Labeled box records
==================================================

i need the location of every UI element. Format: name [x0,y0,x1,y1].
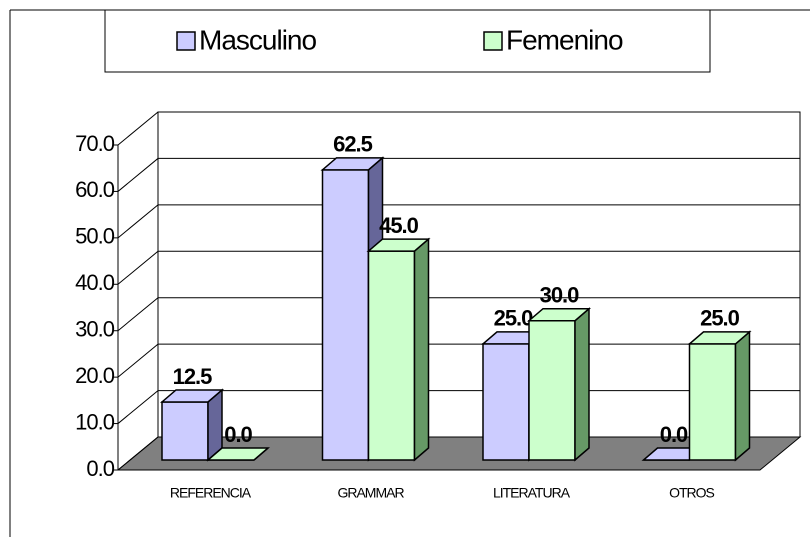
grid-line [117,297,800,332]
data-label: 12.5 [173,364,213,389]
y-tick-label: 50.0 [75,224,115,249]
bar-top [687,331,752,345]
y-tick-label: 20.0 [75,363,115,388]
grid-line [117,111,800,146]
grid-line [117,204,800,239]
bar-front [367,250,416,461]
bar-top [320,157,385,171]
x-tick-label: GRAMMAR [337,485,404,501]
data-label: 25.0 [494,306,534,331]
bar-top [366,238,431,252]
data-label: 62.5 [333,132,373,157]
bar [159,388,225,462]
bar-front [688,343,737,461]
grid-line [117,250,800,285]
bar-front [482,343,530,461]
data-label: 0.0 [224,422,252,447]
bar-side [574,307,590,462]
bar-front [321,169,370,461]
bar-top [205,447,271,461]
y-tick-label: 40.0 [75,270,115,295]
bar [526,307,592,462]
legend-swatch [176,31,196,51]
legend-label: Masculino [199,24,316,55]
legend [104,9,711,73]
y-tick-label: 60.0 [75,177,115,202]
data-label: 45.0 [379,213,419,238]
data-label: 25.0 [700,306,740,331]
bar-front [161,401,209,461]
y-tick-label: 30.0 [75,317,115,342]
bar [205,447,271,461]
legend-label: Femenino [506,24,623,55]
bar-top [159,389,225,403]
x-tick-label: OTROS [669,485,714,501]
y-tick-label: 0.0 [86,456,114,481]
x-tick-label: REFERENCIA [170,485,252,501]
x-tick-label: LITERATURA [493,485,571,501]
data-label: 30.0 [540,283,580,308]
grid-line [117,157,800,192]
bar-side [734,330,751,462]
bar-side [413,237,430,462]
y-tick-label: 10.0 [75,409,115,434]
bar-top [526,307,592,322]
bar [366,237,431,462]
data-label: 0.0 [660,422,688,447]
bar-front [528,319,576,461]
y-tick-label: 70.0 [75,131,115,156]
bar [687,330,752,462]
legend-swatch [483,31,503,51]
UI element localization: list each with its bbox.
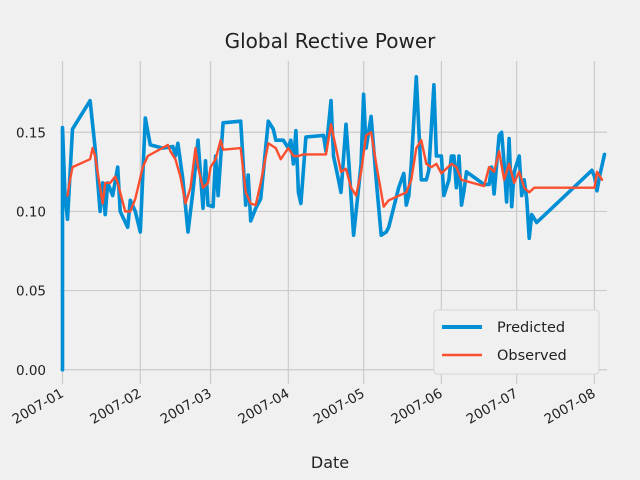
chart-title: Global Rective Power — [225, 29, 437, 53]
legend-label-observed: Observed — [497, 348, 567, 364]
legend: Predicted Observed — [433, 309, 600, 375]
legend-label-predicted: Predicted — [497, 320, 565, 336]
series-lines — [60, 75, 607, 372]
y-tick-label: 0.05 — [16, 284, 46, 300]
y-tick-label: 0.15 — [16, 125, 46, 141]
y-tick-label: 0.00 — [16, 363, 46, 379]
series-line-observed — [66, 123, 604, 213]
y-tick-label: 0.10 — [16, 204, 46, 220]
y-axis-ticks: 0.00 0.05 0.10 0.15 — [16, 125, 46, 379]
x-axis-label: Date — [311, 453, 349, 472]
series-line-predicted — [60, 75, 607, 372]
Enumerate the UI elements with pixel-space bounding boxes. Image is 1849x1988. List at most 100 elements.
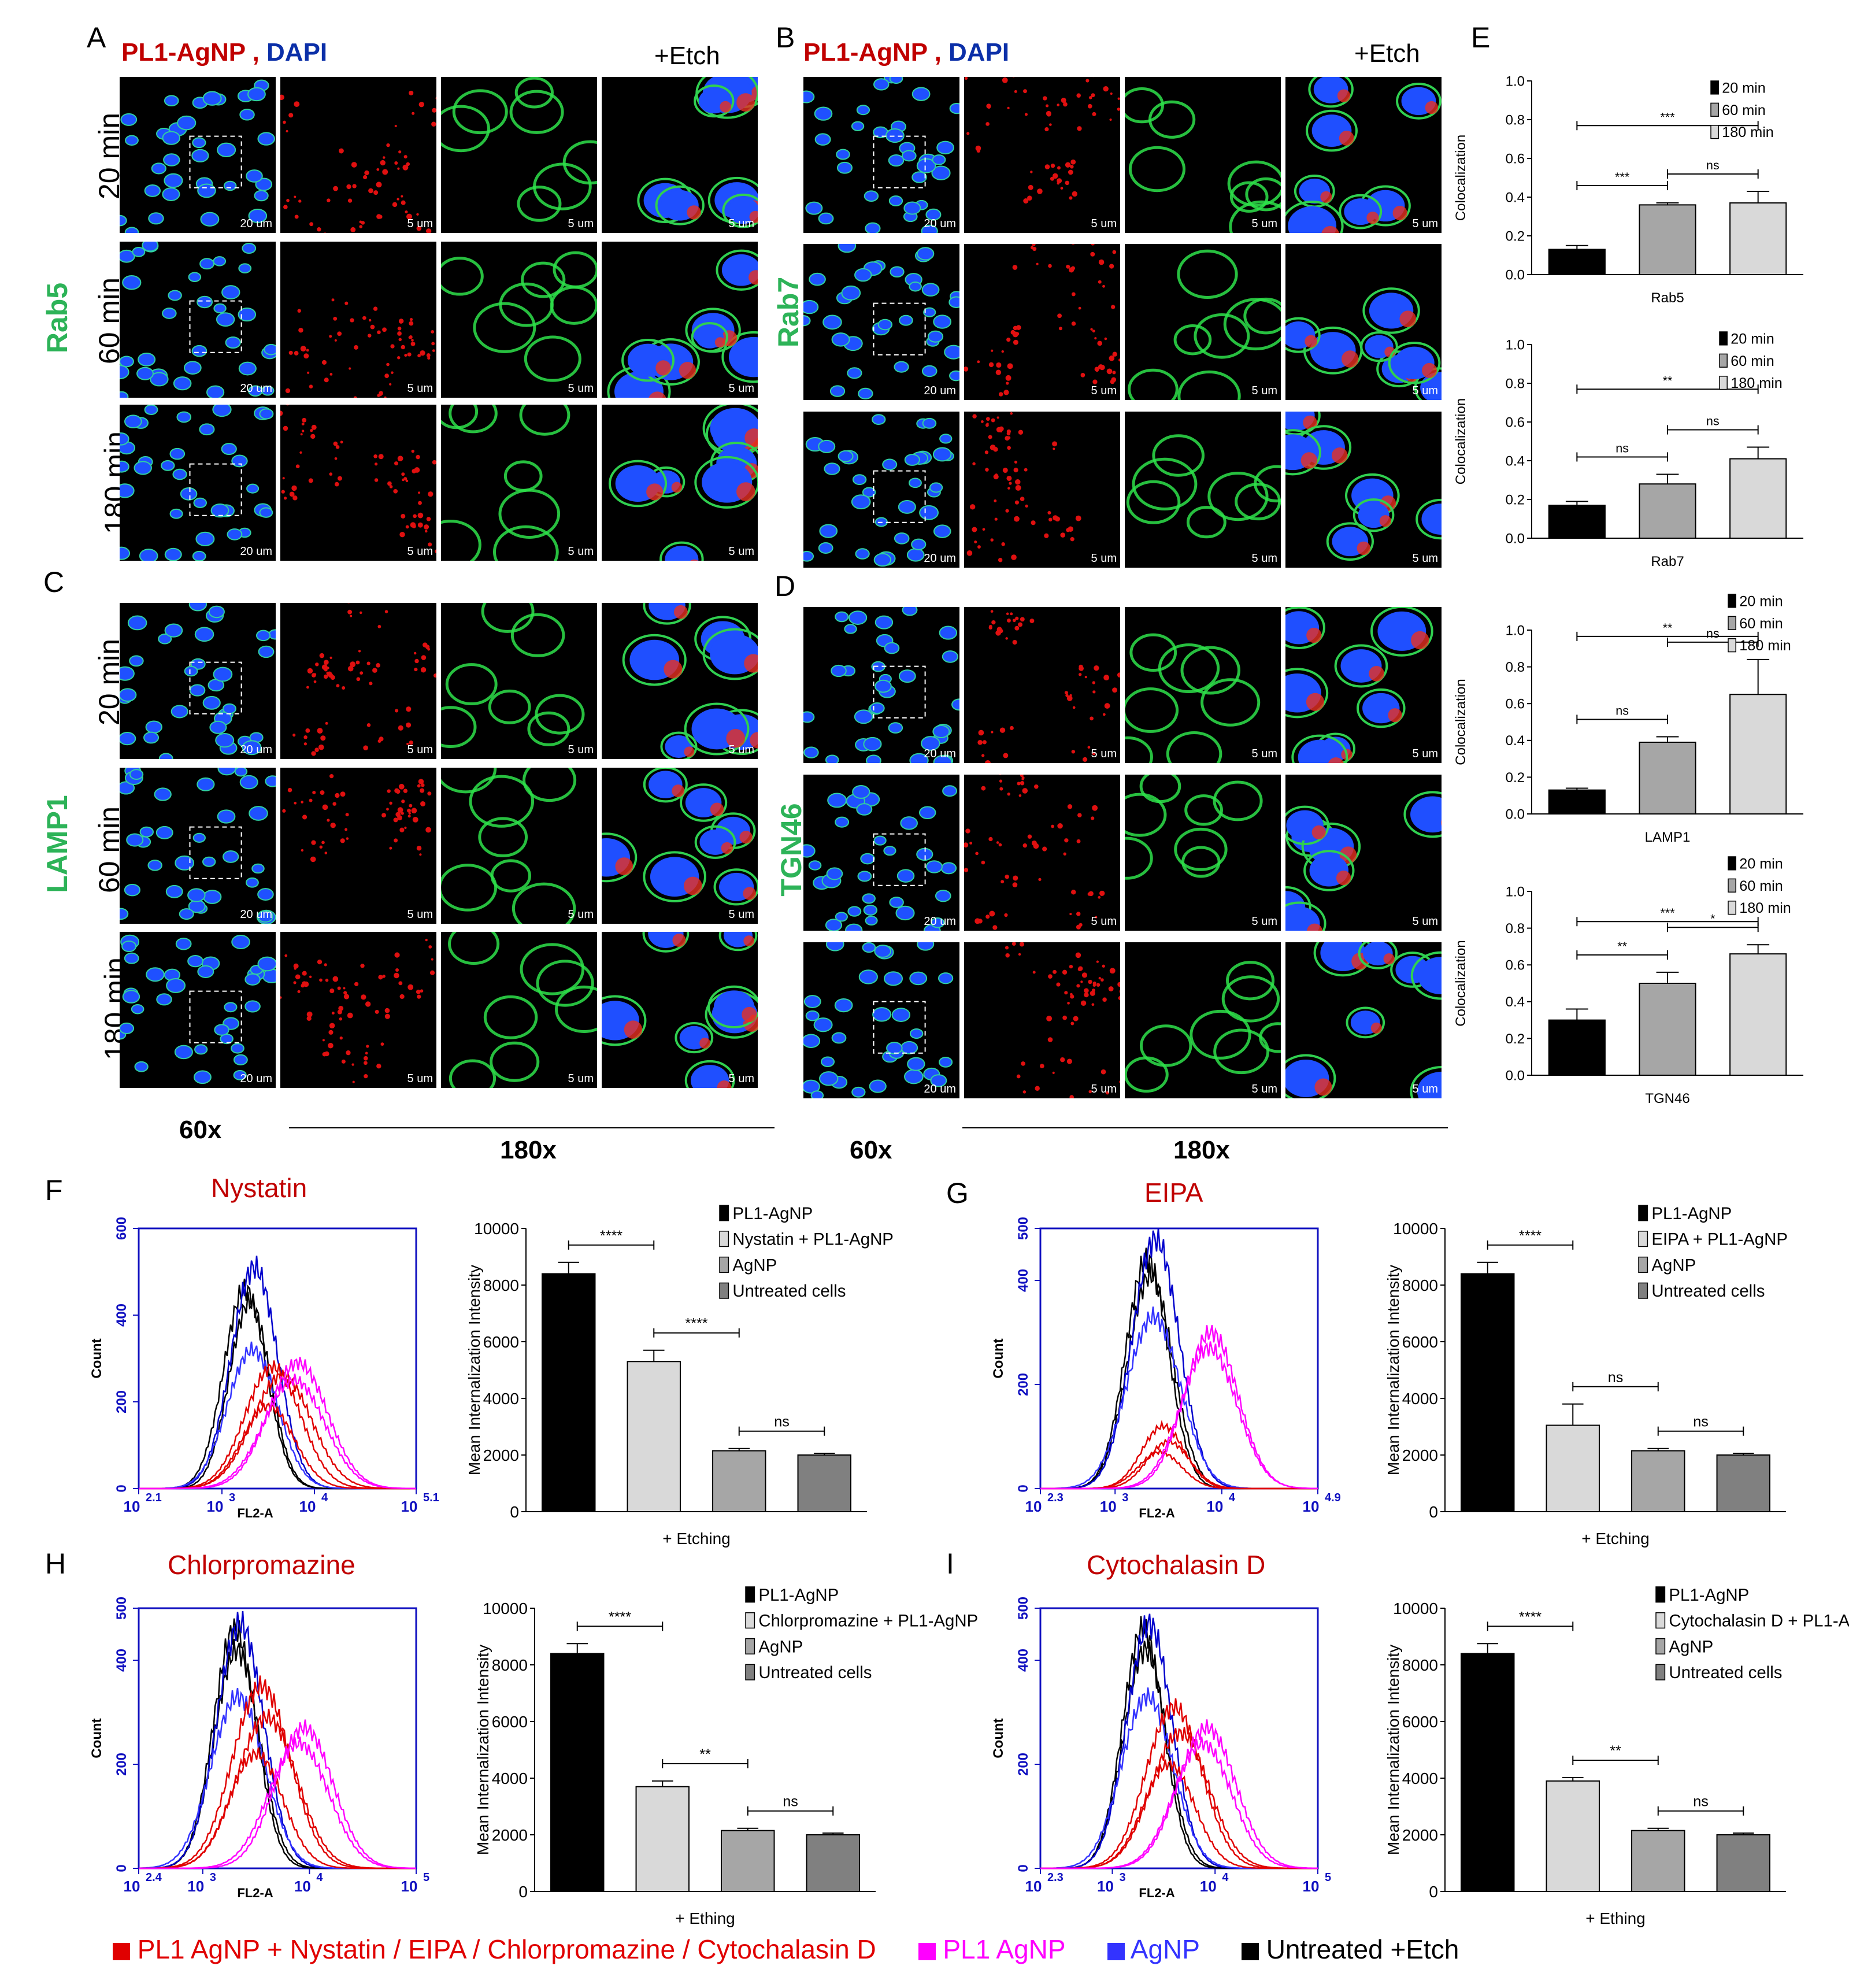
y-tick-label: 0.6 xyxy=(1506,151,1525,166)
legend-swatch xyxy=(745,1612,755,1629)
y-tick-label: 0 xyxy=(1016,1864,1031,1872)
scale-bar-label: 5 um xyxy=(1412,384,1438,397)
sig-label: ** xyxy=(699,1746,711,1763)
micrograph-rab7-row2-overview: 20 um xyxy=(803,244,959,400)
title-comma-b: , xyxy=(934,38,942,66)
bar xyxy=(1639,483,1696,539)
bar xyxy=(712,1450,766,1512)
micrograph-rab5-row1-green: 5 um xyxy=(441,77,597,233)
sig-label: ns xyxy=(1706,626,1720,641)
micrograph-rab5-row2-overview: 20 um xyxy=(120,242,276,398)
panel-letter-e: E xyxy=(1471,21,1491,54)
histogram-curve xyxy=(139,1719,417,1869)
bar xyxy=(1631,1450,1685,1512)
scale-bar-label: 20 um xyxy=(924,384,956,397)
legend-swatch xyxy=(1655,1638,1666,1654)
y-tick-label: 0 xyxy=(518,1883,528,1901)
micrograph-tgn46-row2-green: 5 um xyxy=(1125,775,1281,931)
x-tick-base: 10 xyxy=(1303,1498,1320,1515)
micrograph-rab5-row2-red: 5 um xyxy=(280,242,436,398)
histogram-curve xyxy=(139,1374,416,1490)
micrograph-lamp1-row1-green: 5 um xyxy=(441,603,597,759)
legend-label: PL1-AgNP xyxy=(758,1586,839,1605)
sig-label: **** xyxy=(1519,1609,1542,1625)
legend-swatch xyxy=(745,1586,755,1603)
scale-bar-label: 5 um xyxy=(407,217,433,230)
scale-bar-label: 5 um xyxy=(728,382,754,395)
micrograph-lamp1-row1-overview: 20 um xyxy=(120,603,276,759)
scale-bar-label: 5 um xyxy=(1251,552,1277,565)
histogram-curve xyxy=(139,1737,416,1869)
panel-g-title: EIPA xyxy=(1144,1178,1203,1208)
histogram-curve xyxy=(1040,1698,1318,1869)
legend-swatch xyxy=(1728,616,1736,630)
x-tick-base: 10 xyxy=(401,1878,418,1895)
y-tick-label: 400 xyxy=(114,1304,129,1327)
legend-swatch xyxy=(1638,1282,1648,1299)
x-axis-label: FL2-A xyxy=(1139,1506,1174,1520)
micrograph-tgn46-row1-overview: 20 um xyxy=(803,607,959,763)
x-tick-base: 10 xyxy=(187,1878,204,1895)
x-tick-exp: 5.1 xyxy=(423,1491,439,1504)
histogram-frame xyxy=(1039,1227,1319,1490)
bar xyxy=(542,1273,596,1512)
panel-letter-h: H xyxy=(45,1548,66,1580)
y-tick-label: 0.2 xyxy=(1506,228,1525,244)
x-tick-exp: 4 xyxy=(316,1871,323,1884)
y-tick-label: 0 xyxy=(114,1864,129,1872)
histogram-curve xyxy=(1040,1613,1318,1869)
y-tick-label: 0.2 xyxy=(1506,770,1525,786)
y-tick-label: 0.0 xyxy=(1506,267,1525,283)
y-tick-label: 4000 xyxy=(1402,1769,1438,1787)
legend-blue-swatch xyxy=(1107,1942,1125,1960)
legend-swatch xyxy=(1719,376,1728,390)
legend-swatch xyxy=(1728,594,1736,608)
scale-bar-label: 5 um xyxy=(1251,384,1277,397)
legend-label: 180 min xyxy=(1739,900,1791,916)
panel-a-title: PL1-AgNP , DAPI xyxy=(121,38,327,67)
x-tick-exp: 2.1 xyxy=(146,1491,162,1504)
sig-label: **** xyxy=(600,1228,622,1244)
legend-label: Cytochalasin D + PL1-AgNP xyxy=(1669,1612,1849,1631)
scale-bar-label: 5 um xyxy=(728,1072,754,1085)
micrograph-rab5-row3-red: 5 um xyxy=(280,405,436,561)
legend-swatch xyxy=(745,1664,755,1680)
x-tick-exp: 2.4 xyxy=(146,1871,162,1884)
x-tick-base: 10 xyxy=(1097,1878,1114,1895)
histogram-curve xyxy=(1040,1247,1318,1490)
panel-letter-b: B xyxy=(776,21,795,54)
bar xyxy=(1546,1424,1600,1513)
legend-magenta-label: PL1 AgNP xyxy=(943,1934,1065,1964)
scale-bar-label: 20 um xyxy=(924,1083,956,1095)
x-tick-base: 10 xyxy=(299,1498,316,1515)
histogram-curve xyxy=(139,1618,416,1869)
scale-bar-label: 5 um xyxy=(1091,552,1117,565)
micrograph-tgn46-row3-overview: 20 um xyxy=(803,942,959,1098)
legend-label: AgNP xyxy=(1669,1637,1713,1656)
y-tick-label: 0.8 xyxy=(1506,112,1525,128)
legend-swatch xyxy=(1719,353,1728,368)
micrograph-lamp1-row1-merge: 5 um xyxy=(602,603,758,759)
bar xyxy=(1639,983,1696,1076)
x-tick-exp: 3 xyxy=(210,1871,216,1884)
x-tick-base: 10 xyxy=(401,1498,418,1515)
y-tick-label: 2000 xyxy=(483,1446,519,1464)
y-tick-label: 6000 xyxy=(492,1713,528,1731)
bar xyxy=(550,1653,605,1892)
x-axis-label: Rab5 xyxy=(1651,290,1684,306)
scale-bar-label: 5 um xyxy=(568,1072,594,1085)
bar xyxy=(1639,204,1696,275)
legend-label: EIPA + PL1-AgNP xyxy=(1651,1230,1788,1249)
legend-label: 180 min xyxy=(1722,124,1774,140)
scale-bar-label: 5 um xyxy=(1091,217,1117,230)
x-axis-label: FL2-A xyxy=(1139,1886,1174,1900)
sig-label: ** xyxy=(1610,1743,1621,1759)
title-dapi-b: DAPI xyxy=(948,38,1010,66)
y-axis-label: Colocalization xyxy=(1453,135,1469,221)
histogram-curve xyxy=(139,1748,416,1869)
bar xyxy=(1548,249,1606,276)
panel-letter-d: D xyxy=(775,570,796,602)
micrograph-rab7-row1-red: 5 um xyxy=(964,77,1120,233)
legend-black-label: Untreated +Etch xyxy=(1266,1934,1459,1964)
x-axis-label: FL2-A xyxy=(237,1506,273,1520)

==================================================

Write out everything in the listing from the line containing "y-tick-label: 0.6 xyxy=(1506,151,1525,166)" down to the line containing "legend-swatch xyxy=(1728,594,1736,608)" as a numbered list, skipping any blank lines.

FULL ANSWER
1. y-tick-label: 0.6 xyxy=(1506,151,1525,166)
2. legend-swatch xyxy=(745,1612,755,1629)
3. y-tick-label: 0 xyxy=(1016,1864,1031,1872)
4. scale-bar-label: 5 um xyxy=(1412,384,1438,397)
5. sig-label: ** xyxy=(699,1746,711,1763)
6. micrograph-rab7-row2-overview: 20 um xyxy=(803,244,959,400)
7. title-comma-b: , xyxy=(934,38,942,66)
8. bar xyxy=(1639,483,1696,539)
9. bar xyxy=(712,1450,766,1512)
10. micrograph-rab5-row1-green: 5 um xyxy=(441,77,597,233)
11. sig-label: ns xyxy=(1706,626,1720,641)
12. micrograph-rab5-row2-overview: 20 um xyxy=(120,242,276,398)
13. panel-letter-e: E xyxy=(1471,21,1491,54)
14. histogram-curve xyxy=(139,1719,417,1869)
15. bar xyxy=(1631,1450,1685,1512)
16. scale-bar-label: 20 um xyxy=(924,384,956,397)
17. legend-swatch xyxy=(1655,1638,1666,1654)
18. y-tick-label: 0 xyxy=(518,1883,528,1901)
19. micrograph-tgn46-row2-green: 5 um xyxy=(1125,775,1281,931)
20. x-tick-base: 10 xyxy=(1303,1498,1320,1515)
21. micrograph-rab5-row2-red: 5 um xyxy=(280,242,436,398)
22. histogram-curve xyxy=(139,1374,416,1490)
23. micrograph-lamp1-row1-green: 5 um xyxy=(441,603,597,759)
24. legend-label: PL1-AgNP xyxy=(758,1586,839,1605)
25. sig-label: **** xyxy=(1519,1609,1542,1625)
26. legend-swatch xyxy=(745,1586,755,1603)
27. scale-bar-label: 5 um xyxy=(407,217,433,230)
28. scale-bar-label: 5 um xyxy=(728,382,754,395)
29. micrograph-lamp1-row1-overview: 20 um xyxy=(120,603,276,759)
30. scale-bar-label: 5 um xyxy=(1251,552,1277,565)
31. histogram-curve xyxy=(139,1737,416,1869)
32. panel-g-title: EIPA xyxy=(1144,1178,1203,1208)
33. histogram-curve xyxy=(1040,1698,1318,1869)
34. legend-swatch xyxy=(1728,616,1736,630)
35. x-tick-base: 10 xyxy=(401,1878,418,1895)
36. y-tick-label: 400 xyxy=(114,1304,129,1327)
37. legend-swatch xyxy=(1638,1282,1648,1299)
38. x-axis-label: FL2-A xyxy=(1139,1506,1174,1520)
39. micrograph-tgn46-row1-overview: 20 um xyxy=(803,607,959,763)
40. x-tick-base: 10 xyxy=(187,1878,204,1895)
41. x-tick-exp: 5.1 xyxy=(423,1491,439,1504)
42. histogram-frame xyxy=(1039,1227,1319,1490)
43. bar xyxy=(542,1273,596,1512)
44. panel-letter-h: H xyxy=(45,1548,66,1580)
45. y-tick-label: 0.2 xyxy=(1506,228,1525,244)
46. x-tick-exp: 4 xyxy=(316,1871,323,1884)
47. y-tick-label: 0 xyxy=(114,1864,129,1872)
48. histogram-curve xyxy=(1040,1613,1318,1869)
49. y-tick-label: 0.2 xyxy=(1506,770,1525,786)
50. y-tick-label: 0.0 xyxy=(1506,267,1525,283)
51. y-tick-label: 4000 xyxy=(1402,1769,1438,1787)
52. legend-blue-swatch xyxy=(1107,1942,1125,1960)
53. legend-swatch xyxy=(1719,376,1728,390)
54. legend-swatch xyxy=(1728,594,1736,608)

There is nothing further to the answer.